Short task: Each entry has to be copied exactly, with nothing missed.
start Data shown
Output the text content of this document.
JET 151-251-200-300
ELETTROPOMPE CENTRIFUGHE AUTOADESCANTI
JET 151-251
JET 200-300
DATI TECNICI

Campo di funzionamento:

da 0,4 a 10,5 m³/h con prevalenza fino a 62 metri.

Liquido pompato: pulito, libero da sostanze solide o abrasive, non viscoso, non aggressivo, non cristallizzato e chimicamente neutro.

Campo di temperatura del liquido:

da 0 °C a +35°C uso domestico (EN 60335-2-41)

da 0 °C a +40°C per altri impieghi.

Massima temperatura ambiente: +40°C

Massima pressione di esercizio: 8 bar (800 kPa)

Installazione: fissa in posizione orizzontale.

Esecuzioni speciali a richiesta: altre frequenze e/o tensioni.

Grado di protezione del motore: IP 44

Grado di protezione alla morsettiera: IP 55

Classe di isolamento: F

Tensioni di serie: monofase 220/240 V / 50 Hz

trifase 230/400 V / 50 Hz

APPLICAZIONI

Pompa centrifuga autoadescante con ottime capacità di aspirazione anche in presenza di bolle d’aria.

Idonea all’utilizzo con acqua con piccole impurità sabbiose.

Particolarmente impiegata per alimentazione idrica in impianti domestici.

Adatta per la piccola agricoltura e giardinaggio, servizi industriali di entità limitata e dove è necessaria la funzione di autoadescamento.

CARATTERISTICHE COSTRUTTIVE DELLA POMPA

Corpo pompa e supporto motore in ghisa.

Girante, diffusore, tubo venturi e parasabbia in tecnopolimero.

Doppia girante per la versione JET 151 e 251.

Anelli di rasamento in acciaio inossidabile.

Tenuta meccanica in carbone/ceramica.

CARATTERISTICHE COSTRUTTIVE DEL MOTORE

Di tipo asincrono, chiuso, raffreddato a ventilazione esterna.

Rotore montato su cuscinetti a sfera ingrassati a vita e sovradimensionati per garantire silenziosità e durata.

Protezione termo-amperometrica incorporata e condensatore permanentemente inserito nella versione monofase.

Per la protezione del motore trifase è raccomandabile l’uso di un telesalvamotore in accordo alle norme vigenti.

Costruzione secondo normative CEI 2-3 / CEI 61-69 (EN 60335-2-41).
end Data shown
Written answer:
Output the text content of this document.
JET 151-251-200-300
ELETTROPOMPE CENTRIFUGHE AUTOADESCANTI
JET 151-251
JET 200-300
DATI TECNICI

Campo di funzionamento:

da 0,4 a 10,5 m³/h con prevalenza fino a 62 metri.

Liquido pompato: pulito, libero da sostanze solide o abrasive, non viscoso, non aggressivo, non cristallizzato e chimicamente neutro.

Campo di temperatura del liquido:

da 0 °C a +35°C uso domestico (EN 60335-2-41)

da 0 °C a +40°C per altri impieghi.

Massima temperatura ambiente: +40°C

Massima pressione di esercizio: 8 bar (800 kPa)

Installazione: fissa in posizione orizzontale.

Esecuzioni speciali a richiesta: altre frequenze e/o tensioni.

Grado di protezione del motore: IP 44

Grado di protezione alla morsettiera: IP 55

Classe di isolamento: F

Tensioni di serie: monofase 220/240 V / 50 Hz

trifase 230/400 V / 50 Hz

APPLICAZIONI

Pompa centrifuga autoadescante con ottime capacità di aspirazione anche in presenza di bolle d’aria.

Idonea all’utilizzo con acqua con piccole impurità sabbiose.

Particolarmente impiegata per alimentazione idrica in impianti domestici.

Adatta per la piccola agricoltura e giardinaggio, servizi industriali di entità limitata e dove è necessaria la funzione di autoadescamento.

CARATTERISTICHE COSTRUTTIVE DELLA POMPA

Corpo pompa e supporto motore in ghisa.

Girante, diffusore, tubo venturi e parasabbia in tecnopolimero.

Doppia girante per la versione JET 151 e 251.

Anelli di rasamento in acciaio inossidabile.

Tenuta meccanica in carbone/ceramica.

CARATTERISTICHE COSTRUTTIVE DEL MOTORE

Di tipo asincrono, chiuso, raffreddato a ventilazione esterna.

Rotore montato su cuscinetti a sfera ingrassati a vita e sovradimensionati per garantire silenziosità e durata.

Protezione termo-amperometrica incorporata e condensatore permanentemente inserito nella versione monofase.

Per la protezione del motore trifase è raccomandabile l’uso di un telesalvamotore in accordo alle norme vigenti.

Costruzione secondo normative CEI 2-3 / CEI 61-69 (EN 60335-2-41).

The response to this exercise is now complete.